TASK DESCRIPTION: Copy out all of the lines below word for word, but leave the pictures out of your answer.

[Recorded data]
........

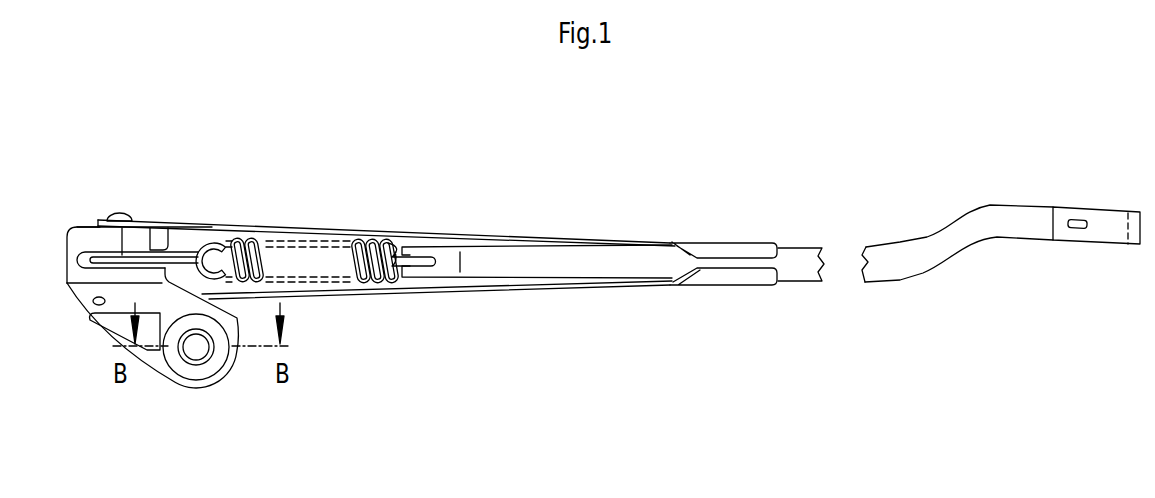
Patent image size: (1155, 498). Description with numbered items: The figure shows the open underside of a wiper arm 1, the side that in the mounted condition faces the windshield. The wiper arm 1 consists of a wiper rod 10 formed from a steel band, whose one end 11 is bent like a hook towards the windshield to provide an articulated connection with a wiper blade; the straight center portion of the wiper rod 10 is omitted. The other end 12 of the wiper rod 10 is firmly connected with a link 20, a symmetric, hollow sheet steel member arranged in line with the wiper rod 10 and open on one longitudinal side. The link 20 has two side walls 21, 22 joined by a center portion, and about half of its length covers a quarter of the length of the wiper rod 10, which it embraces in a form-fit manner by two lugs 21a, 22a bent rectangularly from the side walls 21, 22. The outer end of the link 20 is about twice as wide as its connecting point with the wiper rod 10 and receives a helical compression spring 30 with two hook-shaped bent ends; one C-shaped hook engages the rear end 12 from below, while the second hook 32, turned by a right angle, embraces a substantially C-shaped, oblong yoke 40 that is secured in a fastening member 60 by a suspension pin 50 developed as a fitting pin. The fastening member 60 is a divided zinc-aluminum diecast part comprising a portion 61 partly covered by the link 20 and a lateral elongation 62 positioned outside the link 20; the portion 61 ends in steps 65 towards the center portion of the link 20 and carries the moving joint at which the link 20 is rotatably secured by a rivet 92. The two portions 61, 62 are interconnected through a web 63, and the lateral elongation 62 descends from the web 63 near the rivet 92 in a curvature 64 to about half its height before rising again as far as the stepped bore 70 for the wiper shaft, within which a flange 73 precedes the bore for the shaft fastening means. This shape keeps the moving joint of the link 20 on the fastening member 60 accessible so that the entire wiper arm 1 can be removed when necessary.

The wiper arm 1 is at (592, 408).
The wiper rod 10 is at (803, 256).
The hook-shaped end of wiper rod 11 is at (1112, 220).
The rear end of wiper rod 12 is at (445, 270).
The link 20 is at (365, 204).
The side wall of link 21 is at (484, 235).
The lug of side wall 21a is at (720, 248).
The side wall of link 22 is at (510, 290).
The lug of side wall 22a is at (732, 283).
The compression spring 30 is at (238, 247).
The second hook of spring 32 is at (217, 250).
The yoke 40 is at (185, 260).
The suspension pin 50 is at (112, 253).
The fastening member 60 is at (62, 332).
The portion of fastening member covered by link 61 is at (78, 243).
The lateral elongation 62 is at (235, 350).
The web 63 is at (83, 277).
The curvature 64 is at (115, 328).
The steps 65 is at (162, 250).
The bore for wiper shaft 70 is at (194, 348).
The flange 73 is at (210, 352).
The rivet 92 is at (116, 212).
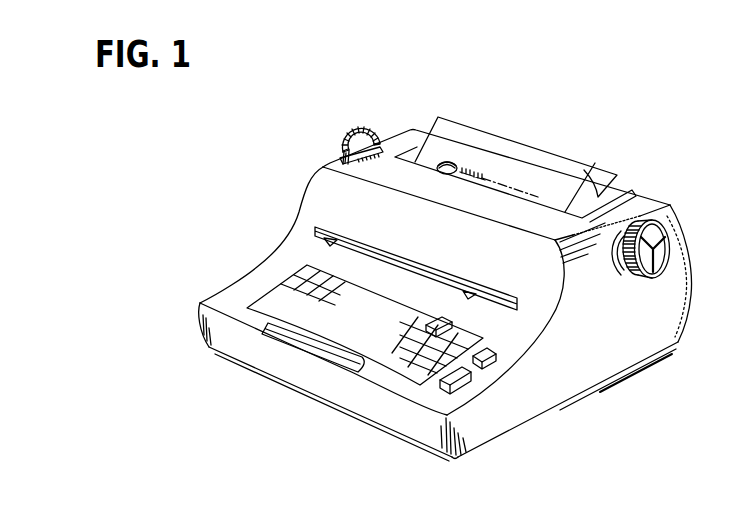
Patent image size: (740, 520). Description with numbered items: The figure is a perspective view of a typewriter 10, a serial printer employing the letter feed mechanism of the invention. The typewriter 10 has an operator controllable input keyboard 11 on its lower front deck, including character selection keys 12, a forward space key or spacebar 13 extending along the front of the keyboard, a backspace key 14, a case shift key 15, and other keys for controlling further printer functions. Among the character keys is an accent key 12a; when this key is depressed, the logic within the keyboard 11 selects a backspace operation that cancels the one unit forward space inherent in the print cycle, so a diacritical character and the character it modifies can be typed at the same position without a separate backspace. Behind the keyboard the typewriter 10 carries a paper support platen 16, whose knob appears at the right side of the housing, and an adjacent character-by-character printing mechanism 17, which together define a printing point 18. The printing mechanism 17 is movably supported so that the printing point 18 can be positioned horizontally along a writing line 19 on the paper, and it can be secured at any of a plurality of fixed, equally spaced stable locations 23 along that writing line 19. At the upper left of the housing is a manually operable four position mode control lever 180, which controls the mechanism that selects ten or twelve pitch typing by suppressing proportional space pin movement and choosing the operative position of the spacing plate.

The typewriter 10 is at (243, 204).
The input keyboard 11 is at (295, 283).
The character selection keys 12 is at (400, 316).
The accent key 12a is at (446, 304).
The spacebar 13 is at (327, 350).
The backspace key 14 is at (488, 353).
The case shift key 15 is at (470, 378).
The paper support platen 16 is at (598, 192).
The printing mechanism 17 is at (462, 152).
The printing point 18 is at (463, 172).
The writing line 19 is at (543, 157).
The stable locations 23 is at (479, 178).
The mode control lever 180 is at (343, 148).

........

ANSWER IN FULL:
Patent image size: (1155, 498). Description with numbered items: The figure shows the open underside of a wiper arm 1, the side that in the mounted condition faces the windshield. The wiper arm 1 consists of a wiper rod 10 formed from a steel band, whose one end 11 is bent like a hook towards the windshield to provide an articulated connection with a wiper blade; the straight center portion of the wiper rod 10 is omitted. The other end 12 of the wiper rod 10 is firmly connected with a link 20, a symmetric, hollow sheet steel member arranged in line with the wiper rod 10 and open on one longitudinal side. The link 20 has two side walls 21, 22 joined by a center portion, and about half of its length covers a quarter of the length of the wiper rod 10, which it embraces in a form-fit manner by two lugs 21a, 22a bent rectangularly from the side walls 21, 22. The outer end of the link 20 is about twice as wide as its connecting point with the wiper rod 10 and receives a helical compression spring 30 with two hook-shaped bent ends; one C-shaped hook engages the rear end 12 from below, while the second hook 32, turned by a right angle, embraces a substantially C-shaped, oblong yoke 40 that is secured in a fastening member 60 by a suspension pin 50 developed as a fitting pin. The fastening member 60 is a divided zinc-aluminum diecast part comprising a portion 61 partly covered by the link 20 and a lateral elongation 62 positioned outside the link 20; the portion 61 ends in steps 65 towards the center portion of the link 20 and carries the moving joint at which the link 20 is rotatably secured by a rivet 92. The two portions 61, 62 are interconnected through a web 63, and the lateral elongation 62 descends from the web 63 near the rivet 92 in a curvature 64 to about half its height before rising again as far as the stepped bore 70 for the wiper shaft, within which a flange 73 precedes the bore for the shaft fastening means. This shape keeps the moving joint of the link 20 on the fastening member 60 accessible so that the entire wiper arm 1 can be removed when necessary.

The wiper arm 1 is at (592, 408).
The wiper rod 10 is at (803, 256).
The hook-shaped end of wiper rod 11 is at (1112, 220).
The rear end of wiper rod 12 is at (445, 270).
The link 20 is at (365, 204).
The side wall of link 21 is at (484, 235).
The lug of side wall 21a is at (720, 248).
The side wall of link 22 is at (510, 290).
The lug of side wall 22a is at (732, 283).
The compression spring 30 is at (238, 247).
The second hook of spring 32 is at (217, 250).
The yoke 40 is at (185, 260).
The suspension pin 50 is at (112, 253).
The fastening member 60 is at (62, 332).
The portion of fastening member covered by link 61 is at (78, 243).
The lateral elongation 62 is at (235, 350).
The web 63 is at (83, 277).
The curvature 64 is at (115, 328).
The steps 65 is at (162, 250).
The bore for wiper shaft 70 is at (194, 348).
The flange 73 is at (210, 352).
The rivet 92 is at (116, 212).
Patent image size: (740, 520). Description with numbered items: The figure is a perspective view of a typewriter 10, a serial printer employing the letter feed mechanism of the invention. The typewriter 10 has an operator controllable input keyboard 11 on its lower front deck, including character selection keys 12, a forward space key or spacebar 13 extending along the front of the keyboard, a backspace key 14, a case shift key 15, and other keys for controlling further printer functions. Among the character keys is an accent key 12a; when this key is depressed, the logic within the keyboard 11 selects a backspace operation that cancels the one unit forward space inherent in the print cycle, so a diacritical character and the character it modifies can be typed at the same position without a separate backspace. Behind the keyboard the typewriter 10 carries a paper support platen 16, whose knob appears at the right side of the housing, and an adjacent character-by-character printing mechanism 17, which together define a printing point 18. The printing mechanism 17 is movably supported so that the printing point 18 can be positioned horizontally along a writing line 19 on the paper, and it can be secured at any of a plurality of fixed, equally spaced stable locations 23 along that writing line 19. At the upper left of the housing is a manually operable four position mode control lever 180, which controls the mechanism that selects ten or twelve pitch typing by suppressing proportional space pin movement and choosing the operative position of the spacing plate.

The typewriter 10 is at (243, 204).
The input keyboard 11 is at (295, 283).
The character selection keys 12 is at (400, 316).
The accent key 12a is at (446, 304).
The spacebar 13 is at (327, 350).
The backspace key 14 is at (488, 353).
The case shift key 15 is at (470, 378).
The paper support platen 16 is at (598, 192).
The printing mechanism 17 is at (462, 152).
The printing point 18 is at (463, 172).
The writing line 19 is at (543, 157).
The stable locations 23 is at (479, 178).
The mode control lever 180 is at (343, 148).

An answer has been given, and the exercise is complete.